Provided entries:
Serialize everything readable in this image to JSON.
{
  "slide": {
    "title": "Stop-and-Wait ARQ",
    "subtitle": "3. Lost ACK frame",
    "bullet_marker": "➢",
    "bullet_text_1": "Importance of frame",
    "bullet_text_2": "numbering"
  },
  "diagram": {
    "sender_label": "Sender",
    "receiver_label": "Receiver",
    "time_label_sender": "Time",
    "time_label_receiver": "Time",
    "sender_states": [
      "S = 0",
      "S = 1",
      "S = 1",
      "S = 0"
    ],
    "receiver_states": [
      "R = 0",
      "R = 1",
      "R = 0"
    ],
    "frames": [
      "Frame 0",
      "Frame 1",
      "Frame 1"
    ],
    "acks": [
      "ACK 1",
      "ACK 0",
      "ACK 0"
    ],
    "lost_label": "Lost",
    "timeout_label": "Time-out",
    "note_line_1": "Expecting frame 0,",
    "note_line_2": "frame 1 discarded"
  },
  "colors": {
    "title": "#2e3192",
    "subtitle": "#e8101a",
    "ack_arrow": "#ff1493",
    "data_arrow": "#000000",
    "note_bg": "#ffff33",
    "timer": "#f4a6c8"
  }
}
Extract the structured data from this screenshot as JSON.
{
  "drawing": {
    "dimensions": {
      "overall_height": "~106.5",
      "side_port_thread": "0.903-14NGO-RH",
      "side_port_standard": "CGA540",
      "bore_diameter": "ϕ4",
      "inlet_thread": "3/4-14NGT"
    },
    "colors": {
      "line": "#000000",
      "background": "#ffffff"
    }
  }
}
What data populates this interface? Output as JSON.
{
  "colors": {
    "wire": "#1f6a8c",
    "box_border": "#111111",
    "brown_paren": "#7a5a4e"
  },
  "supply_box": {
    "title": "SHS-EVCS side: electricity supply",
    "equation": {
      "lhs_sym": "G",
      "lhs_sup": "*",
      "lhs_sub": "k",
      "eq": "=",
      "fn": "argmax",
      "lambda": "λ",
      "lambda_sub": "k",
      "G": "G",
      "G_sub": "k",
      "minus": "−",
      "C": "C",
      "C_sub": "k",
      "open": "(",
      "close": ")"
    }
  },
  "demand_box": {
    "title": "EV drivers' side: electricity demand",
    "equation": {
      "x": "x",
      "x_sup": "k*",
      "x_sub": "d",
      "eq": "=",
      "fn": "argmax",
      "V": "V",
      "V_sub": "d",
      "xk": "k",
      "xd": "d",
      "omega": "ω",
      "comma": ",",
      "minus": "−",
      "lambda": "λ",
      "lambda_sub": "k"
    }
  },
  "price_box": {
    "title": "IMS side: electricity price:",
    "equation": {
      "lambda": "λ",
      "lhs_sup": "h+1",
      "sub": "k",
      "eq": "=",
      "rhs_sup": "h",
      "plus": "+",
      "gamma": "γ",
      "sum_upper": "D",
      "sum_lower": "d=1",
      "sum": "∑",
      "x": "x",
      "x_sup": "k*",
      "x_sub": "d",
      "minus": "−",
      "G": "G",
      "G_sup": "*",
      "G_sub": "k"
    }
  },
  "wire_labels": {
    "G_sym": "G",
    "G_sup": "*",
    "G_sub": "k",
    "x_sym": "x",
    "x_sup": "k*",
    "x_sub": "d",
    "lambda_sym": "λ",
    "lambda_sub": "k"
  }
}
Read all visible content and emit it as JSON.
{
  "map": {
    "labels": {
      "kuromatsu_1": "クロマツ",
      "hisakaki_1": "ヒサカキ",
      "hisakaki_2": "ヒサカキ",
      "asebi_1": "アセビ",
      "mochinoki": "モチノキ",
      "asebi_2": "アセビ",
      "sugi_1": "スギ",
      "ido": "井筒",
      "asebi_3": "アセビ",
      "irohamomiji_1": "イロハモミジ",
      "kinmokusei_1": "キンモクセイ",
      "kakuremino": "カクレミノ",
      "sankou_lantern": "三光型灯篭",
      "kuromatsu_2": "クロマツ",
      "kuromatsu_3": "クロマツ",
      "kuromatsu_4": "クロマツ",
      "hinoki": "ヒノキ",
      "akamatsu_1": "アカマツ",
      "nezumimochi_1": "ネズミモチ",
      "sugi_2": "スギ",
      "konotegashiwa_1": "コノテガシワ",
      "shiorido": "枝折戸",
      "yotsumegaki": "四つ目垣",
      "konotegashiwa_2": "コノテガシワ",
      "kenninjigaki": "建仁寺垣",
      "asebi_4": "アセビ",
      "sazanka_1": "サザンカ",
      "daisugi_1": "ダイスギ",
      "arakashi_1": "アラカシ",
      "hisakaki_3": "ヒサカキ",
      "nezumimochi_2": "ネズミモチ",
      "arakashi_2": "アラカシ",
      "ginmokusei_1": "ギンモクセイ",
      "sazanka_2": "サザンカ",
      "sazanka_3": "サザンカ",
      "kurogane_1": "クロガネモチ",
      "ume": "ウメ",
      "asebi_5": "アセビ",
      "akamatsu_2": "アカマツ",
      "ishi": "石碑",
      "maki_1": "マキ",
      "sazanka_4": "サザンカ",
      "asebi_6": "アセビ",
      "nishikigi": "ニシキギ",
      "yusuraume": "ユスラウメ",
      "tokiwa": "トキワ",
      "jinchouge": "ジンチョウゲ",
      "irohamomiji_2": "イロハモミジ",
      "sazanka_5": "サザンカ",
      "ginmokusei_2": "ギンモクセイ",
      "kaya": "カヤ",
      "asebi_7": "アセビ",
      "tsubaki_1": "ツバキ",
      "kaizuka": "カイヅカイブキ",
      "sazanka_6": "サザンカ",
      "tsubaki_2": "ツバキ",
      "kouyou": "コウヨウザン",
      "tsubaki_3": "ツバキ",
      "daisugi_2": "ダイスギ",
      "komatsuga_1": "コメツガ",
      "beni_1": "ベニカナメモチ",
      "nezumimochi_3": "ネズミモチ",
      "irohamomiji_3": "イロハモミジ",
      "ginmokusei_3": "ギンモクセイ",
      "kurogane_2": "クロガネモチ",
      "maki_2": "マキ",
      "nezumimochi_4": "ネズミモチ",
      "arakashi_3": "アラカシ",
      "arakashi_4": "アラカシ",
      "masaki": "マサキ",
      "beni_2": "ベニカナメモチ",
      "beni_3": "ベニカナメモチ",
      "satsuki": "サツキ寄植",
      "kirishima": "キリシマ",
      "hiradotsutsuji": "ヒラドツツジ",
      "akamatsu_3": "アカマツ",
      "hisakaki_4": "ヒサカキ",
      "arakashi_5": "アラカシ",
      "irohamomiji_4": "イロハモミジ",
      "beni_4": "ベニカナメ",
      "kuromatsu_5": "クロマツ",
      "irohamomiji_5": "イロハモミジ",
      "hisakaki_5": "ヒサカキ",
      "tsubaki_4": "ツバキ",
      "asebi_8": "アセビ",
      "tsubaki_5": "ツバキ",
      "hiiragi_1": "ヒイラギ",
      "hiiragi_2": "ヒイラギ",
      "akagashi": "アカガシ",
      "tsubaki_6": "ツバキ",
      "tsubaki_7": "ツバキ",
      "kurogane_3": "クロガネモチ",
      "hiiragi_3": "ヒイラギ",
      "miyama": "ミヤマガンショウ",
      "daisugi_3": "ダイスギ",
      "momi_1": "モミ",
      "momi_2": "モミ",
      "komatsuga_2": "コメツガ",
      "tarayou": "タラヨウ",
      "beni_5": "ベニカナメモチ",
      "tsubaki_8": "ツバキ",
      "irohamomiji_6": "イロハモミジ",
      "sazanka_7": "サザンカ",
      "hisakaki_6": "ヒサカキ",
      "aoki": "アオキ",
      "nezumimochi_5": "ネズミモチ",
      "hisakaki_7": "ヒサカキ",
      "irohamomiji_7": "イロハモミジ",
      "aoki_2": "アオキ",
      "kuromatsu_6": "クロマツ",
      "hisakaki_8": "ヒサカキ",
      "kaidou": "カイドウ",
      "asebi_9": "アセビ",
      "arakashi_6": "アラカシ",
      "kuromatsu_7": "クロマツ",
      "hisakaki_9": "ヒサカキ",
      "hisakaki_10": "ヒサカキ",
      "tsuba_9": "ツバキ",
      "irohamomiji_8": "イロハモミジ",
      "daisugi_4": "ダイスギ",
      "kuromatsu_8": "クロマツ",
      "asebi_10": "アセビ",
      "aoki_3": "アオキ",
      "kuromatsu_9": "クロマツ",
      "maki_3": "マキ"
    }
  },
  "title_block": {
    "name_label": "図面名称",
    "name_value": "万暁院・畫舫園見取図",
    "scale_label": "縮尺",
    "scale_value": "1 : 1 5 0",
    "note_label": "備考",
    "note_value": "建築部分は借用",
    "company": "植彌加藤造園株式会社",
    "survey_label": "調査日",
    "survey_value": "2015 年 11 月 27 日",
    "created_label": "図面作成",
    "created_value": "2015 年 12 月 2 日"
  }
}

Direction: Pull out each line containing the word "イロハモミジ" and copy it.

Worked answer:
      "irohamomiji_1": "イロハモミジ",
      "irohamomiji_2": "イロハモミジ",
      "irohamomiji_3": "イロハモミジ",
      "irohamomiji_4": "イロハモミジ",
      "irohamomiji_5": "イロハモミジ",
      "irohamomiji_6": "イロハモミジ",
      "irohamomiji_7": "イロハモミジ",
      "irohamomiji_8": "イロハモミジ",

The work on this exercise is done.